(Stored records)
----
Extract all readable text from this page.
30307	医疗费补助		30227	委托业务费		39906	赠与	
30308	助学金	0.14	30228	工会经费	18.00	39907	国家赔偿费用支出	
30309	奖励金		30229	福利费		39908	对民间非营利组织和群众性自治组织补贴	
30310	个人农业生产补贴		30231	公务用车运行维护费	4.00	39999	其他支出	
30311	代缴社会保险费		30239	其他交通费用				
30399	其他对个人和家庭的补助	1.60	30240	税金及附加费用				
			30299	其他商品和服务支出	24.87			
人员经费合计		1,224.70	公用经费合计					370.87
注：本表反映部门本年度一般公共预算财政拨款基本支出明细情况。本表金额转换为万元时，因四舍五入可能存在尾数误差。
----
WHAT TO PRODUCE ▸
Output the full listing exactly as it stands.

OUTPUT BELOW ▸
Extract all readable text from this page.
30307	医疗费补助		30227	委托业务费		39906	赠与	
30308	助学金	0.14	30228	工会经费	18.00	39907	国家赔偿费用支出	
30309	奖励金		30229	福利费		39908	对民间非营利组织和群众性自治组织补贴	
30310	个人农业生产补贴		30231	公务用车运行维护费	4.00	39999	其他支出	
30311	代缴社会保险费		30239	其他交通费用				
30399	其他对个人和家庭的补助	1.60	30240	税金及附加费用				
			30299	其他商品和服务支出	24.87			
人员经费合计		1,224.70	公用经费合计					370.87
注：本表反映部门本年度一般公共预算财政拨款基本支出明细情况。本表金额转换为万元时，因四舍五入可能存在尾数误差。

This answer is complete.